* Start Records shown *
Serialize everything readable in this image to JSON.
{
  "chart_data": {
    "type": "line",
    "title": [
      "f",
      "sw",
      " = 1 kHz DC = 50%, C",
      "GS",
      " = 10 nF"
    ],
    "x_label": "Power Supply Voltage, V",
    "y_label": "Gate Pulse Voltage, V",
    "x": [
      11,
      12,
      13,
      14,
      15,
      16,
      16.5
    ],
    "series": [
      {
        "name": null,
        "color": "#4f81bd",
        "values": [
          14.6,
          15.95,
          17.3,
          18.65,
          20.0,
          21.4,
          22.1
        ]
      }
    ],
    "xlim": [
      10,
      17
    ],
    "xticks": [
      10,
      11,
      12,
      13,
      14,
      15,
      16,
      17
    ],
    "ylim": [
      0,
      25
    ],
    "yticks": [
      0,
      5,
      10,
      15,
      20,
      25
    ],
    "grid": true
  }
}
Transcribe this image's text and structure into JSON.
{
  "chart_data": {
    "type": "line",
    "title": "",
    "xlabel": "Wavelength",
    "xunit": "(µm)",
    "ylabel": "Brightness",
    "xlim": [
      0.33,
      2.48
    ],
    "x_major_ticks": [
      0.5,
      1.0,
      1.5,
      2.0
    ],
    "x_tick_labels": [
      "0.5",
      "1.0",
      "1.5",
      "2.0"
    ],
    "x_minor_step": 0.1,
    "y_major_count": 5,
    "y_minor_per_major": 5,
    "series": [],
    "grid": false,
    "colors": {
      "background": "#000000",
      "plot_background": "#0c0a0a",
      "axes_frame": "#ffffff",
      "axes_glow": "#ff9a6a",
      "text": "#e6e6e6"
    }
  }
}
* End Records shown *
* [Stated goal] Which lines hold the word "this"? Return all of them from the records above.

* [Result of the exercise]
Serialize everything readable in this image to JSON.
Transcribe this image's text and structure into JSON.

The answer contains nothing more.